Copy out the listing that follows, exact in every word, and skip the images.

Records supplied –
· · ·

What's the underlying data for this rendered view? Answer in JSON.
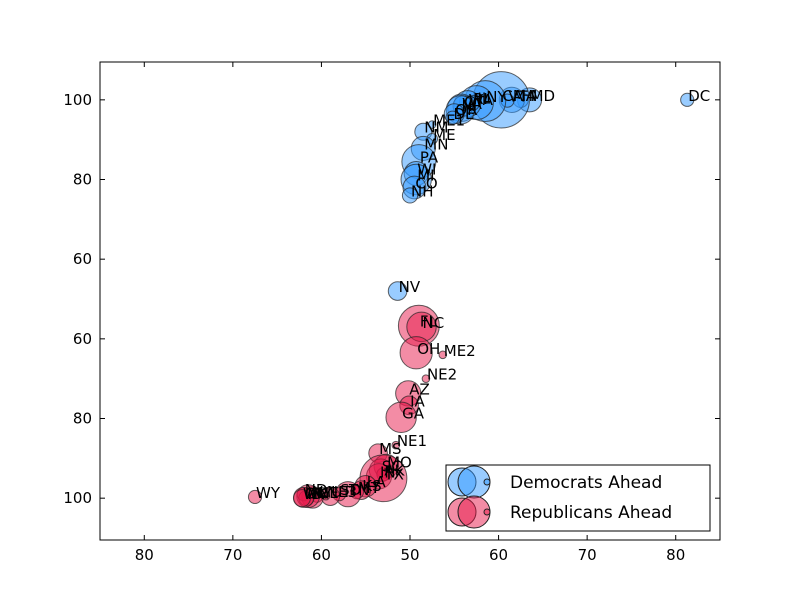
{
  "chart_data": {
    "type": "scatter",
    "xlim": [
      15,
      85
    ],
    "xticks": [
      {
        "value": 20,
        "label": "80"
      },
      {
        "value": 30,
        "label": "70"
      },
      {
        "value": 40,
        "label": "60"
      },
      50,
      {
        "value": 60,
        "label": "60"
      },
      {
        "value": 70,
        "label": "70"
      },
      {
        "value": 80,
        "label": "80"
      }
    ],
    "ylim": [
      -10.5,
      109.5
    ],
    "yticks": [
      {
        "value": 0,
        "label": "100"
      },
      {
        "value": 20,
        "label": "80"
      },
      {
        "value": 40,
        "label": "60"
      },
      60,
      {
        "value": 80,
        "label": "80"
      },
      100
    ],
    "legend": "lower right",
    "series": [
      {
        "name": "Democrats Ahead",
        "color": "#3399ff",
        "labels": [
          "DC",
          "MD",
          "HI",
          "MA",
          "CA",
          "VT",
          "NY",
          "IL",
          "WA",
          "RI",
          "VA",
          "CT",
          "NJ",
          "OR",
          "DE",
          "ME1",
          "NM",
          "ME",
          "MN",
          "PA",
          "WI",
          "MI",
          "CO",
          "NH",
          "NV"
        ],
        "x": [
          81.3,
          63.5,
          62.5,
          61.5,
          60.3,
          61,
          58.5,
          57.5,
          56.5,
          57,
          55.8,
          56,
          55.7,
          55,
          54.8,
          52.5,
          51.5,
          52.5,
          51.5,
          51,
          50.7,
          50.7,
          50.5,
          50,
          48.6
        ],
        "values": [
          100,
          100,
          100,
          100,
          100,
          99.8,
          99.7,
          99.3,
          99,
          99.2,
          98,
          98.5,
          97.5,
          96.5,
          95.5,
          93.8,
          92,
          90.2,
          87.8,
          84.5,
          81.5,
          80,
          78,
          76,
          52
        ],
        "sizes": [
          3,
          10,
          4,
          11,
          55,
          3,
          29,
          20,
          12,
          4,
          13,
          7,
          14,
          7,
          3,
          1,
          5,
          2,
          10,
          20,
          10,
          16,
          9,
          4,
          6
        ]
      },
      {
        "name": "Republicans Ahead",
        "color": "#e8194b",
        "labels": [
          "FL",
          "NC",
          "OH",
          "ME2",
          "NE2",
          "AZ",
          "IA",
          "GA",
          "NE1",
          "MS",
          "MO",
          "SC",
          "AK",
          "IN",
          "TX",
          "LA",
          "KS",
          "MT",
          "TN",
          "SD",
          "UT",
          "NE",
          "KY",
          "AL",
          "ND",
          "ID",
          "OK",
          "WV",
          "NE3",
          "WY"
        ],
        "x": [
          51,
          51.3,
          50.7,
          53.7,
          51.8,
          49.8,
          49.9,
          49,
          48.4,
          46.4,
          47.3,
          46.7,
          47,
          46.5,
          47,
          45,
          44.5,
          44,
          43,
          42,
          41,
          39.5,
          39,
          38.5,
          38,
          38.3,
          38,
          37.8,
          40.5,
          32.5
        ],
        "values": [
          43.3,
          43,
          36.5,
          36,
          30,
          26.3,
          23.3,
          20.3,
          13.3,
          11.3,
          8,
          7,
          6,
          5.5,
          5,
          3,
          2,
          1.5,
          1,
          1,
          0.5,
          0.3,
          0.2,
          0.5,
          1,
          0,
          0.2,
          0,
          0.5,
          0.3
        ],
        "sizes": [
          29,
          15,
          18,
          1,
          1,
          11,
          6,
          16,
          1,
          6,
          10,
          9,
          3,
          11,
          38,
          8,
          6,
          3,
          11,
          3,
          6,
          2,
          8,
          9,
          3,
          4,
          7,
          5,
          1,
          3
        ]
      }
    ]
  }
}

· · ·

Final answer –
What's the underlying data for this rendered view? Answer in JSON.
{
  "chart_data": {
    "type": "scatter",
    "xlim": [
      15,
      85
    ],
    "xticks": [
      {
        "value": 20,
        "label": "80"
      },
      {
        "value": 30,
        "label": "70"
      },
      {
        "value": 40,
        "label": "60"
      },
      50,
      {
        "value": 60,
        "label": "60"
      },
      {
        "value": 70,
        "label": "70"
      },
      {
        "value": 80,
        "label": "80"
      }
    ],
    "ylim": [
      -10.5,
      109.5
    ],
    "yticks": [
      {
        "value": 0,
        "label": "100"
      },
      {
        "value": 20,
        "label": "80"
      },
      {
        "value": 40,
        "label": "60"
      },
      60,
      {
        "value": 80,
        "label": "80"
      },
      100
    ],
    "legend": "lower right",
    "series": [
      {
        "name": "Democrats Ahead",
        "color": "#3399ff",
        "labels": [
          "DC",
          "MD",
          "HI",
          "MA",
          "CA",
          "VT",
          "NY",
          "IL",
          "WA",
          "RI",
          "VA",
          "CT",
          "NJ",
          "OR",
          "DE",
          "ME1",
          "NM",
          "ME",
          "MN",
          "PA",
          "WI",
          "MI",
          "CO",
          "NH",
          "NV"
        ],
        "x": [
          81.3,
          63.5,
          62.5,
          61.5,
          60.3,
          61,
          58.5,
          57.5,
          56.5,
          57,
          55.8,
          56,
          55.7,
          55,
          54.8,
          52.5,
          51.5,
          52.5,
          51.5,
          51,
          50.7,
          50.7,
          50.5,
          50,
          48.6
        ],
        "values": [
          100,
          100,
          100,
          100,
          100,
          99.8,
          99.7,
          99.3,
          99,
          99.2,
          98,
          98.5,
          97.5,
          96.5,
          95.5,
          93.8,
          92,
          90.2,
          87.8,
          84.5,
          81.5,
          80,
          78,
          76,
          52
        ],
        "sizes": [
          3,
          10,
          4,
          11,
          55,
          3,
          29,
          20,
          12,
          4,
          13,
          7,
          14,
          7,
          3,
          1,
          5,
          2,
          10,
          20,
          10,
          16,
          9,
          4,
          6
        ]
      },
      {
        "name": "Republicans Ahead",
        "color": "#e8194b",
        "labels": [
          "FL",
          "NC",
          "OH",
          "ME2",
          "NE2",
          "AZ",
          "IA",
          "GA",
          "NE1",
          "MS",
          "MO",
          "SC",
          "AK",
          "IN",
          "TX",
          "LA",
          "KS",
          "MT",
          "TN",
          "SD",
          "UT",
          "NE",
          "KY",
          "AL",
          "ND",
          "ID",
          "OK",
          "WV",
          "NE3",
          "WY"
        ],
        "x": [
          51,
          51.3,
          50.7,
          53.7,
          51.8,
          49.8,
          49.9,
          49,
          48.4,
          46.4,
          47.3,
          46.7,
          47,
          46.5,
          47,
          45,
          44.5,
          44,
          43,
          42,
          41,
          39.5,
          39,
          38.5,
          38,
          38.3,
          38,
          37.8,
          40.5,
          32.5
        ],
        "values": [
          43.3,
          43,
          36.5,
          36,
          30,
          26.3,
          23.3,
          20.3,
          13.3,
          11.3,
          8,
          7,
          6,
          5.5,
          5,
          3,
          2,
          1.5,
          1,
          1,
          0.5,
          0.3,
          0.2,
          0.5,
          1,
          0,
          0.2,
          0,
          0.5,
          0.3
        ],
        "sizes": [
          29,
          15,
          18,
          1,
          1,
          11,
          6,
          16,
          1,
          6,
          10,
          9,
          3,
          11,
          38,
          8,
          6,
          3,
          11,
          3,
          6,
          2,
          8,
          9,
          3,
          4,
          7,
          5,
          1,
          3
        ]
      }
    ]
  }
}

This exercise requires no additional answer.